> _What this task involves_
Copy out the data below as written; omit any images.

───── Working data

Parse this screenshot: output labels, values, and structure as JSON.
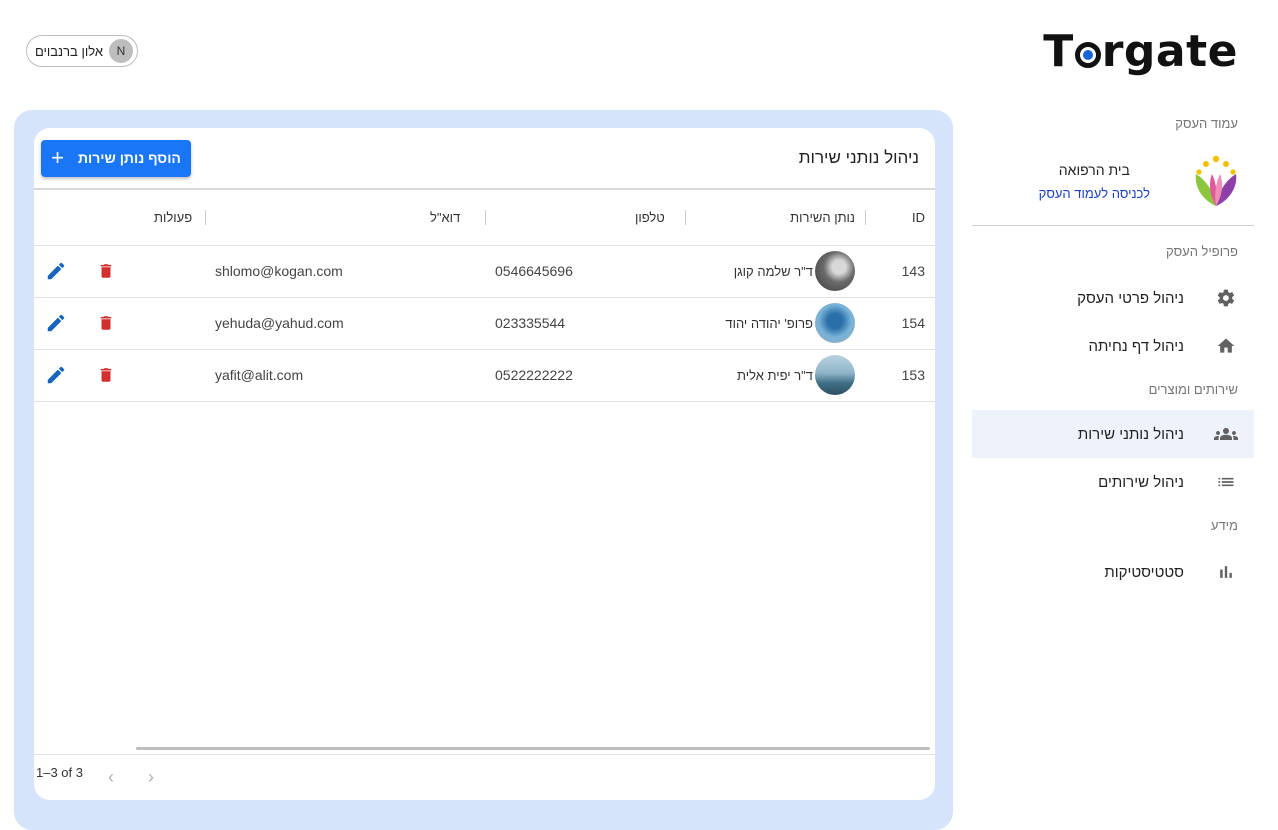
{
  "header": {
    "user_name": "אלון ברנבוים",
    "user_initial": "N",
    "logo_text_pre": "T",
    "logo_text_post": "rgate"
  },
  "sidebar": {
    "section_business_page": "עמוד העסק",
    "business_name": "בית הרפואה",
    "business_link": "לכניסה לעמוד העסק",
    "section_profile": "פרופיל העסק",
    "item_details": "ניהול פרטי העסק",
    "item_landing": "ניהול דף נחיתה",
    "section_services": "שירותים ומוצרים",
    "item_providers": "ניהול נותני שירות",
    "item_services": "ניהול שירותים",
    "section_info": "מידע",
    "item_stats": "סטטיסטיקות"
  },
  "main": {
    "title": "ניהול נותני שירות",
    "add_button": "הוסף נותן שירות",
    "columns": {
      "id": "ID",
      "provider": "נותן השירות",
      "phone": "טלפון",
      "email": "דוא\"ל",
      "actions": "פעולות"
    },
    "rows": [
      {
        "id": "143",
        "name": "ד\"ר שלמה קוגן",
        "phone": "0546645696",
        "email": "shlomo@kogan.com"
      },
      {
        "id": "154",
        "name": "פרופ' יהודה יהוד",
        "phone": "023335544",
        "email": "yehuda@yahud.com"
      },
      {
        "id": "153",
        "name": "ד\"ר יפית אלית",
        "phone": "0522222222",
        "email": "yafit@alit.com"
      }
    ],
    "pagination": "1–3 of 3"
  },
  "colors": {
    "accent": "#1976f7",
    "panel_bg": "#d6e4fb",
    "active_item_bg": "#eef3fb",
    "delete": "#d32f2f",
    "edit": "#1565c0"
  }
}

──────────

> _Task answer_
Parse this screenshot: output labels, values, and structure as JSON.
{
  "header": {
    "user_name": "אלון ברנבוים",
    "user_initial": "N",
    "logo_text_pre": "T",
    "logo_text_post": "rgate"
  },
  "sidebar": {
    "section_business_page": "עמוד העסק",
    "business_name": "בית הרפואה",
    "business_link": "לכניסה לעמוד העסק",
    "section_profile": "פרופיל העסק",
    "item_details": "ניהול פרטי העסק",
    "item_landing": "ניהול דף נחיתה",
    "section_services": "שירותים ומוצרים",
    "item_providers": "ניהול נותני שירות",
    "item_services": "ניהול שירותים",
    "section_info": "מידע",
    "item_stats": "סטטיסטיקות"
  },
  "main": {
    "title": "ניהול נותני שירות",
    "add_button": "הוסף נותן שירות",
    "columns": {
      "id": "ID",
      "provider": "נותן השירות",
      "phone": "טלפון",
      "email": "דוא\"ל",
      "actions": "פעולות"
    },
    "rows": [
      {
        "id": "143",
        "name": "ד\"ר שלמה קוגן",
        "phone": "0546645696",
        "email": "shlomo@kogan.com"
      },
      {
        "id": "154",
        "name": "פרופ' יהודה יהוד",
        "phone": "023335544",
        "email": "yehuda@yahud.com"
      },
      {
        "id": "153",
        "name": "ד\"ר יפית אלית",
        "phone": "0522222222",
        "email": "yafit@alit.com"
      }
    ],
    "pagination": "1–3 of 3"
  },
  "colors": {
    "accent": "#1976f7",
    "panel_bg": "#d6e4fb",
    "active_item_bg": "#eef3fb",
    "delete": "#d32f2f",
    "edit": "#1565c0"
  }
}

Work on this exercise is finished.